WRITTEN REQUEST ▸ Return the lines below that carry the word "name".

WORKING DATA ▸

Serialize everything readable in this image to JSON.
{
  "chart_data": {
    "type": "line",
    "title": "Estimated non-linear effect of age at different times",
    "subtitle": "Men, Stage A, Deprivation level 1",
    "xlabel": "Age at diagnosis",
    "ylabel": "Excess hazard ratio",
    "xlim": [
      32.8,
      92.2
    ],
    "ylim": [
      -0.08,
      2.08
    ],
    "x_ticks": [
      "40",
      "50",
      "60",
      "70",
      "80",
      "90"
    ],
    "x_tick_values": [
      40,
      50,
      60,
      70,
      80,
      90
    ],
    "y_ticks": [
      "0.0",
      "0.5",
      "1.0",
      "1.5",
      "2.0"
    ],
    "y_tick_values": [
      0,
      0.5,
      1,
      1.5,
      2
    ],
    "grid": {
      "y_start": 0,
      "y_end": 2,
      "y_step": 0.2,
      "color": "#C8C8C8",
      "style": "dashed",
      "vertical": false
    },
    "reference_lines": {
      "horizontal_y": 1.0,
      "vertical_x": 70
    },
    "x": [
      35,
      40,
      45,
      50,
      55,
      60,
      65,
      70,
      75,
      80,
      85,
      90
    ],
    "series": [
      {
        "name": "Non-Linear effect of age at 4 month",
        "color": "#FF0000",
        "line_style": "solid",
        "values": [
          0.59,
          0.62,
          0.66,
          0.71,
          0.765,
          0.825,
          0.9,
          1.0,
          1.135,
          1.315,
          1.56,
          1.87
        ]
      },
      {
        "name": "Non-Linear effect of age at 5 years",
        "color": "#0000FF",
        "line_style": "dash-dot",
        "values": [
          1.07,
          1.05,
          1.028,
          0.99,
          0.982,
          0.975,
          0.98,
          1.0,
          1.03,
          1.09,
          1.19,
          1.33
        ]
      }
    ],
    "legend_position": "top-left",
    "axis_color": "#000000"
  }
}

TASK SOLUTION ▸
        "name": "Non-Linear effect of age at 4 month",
        "name": "Non-Linear effect of age at 5 years",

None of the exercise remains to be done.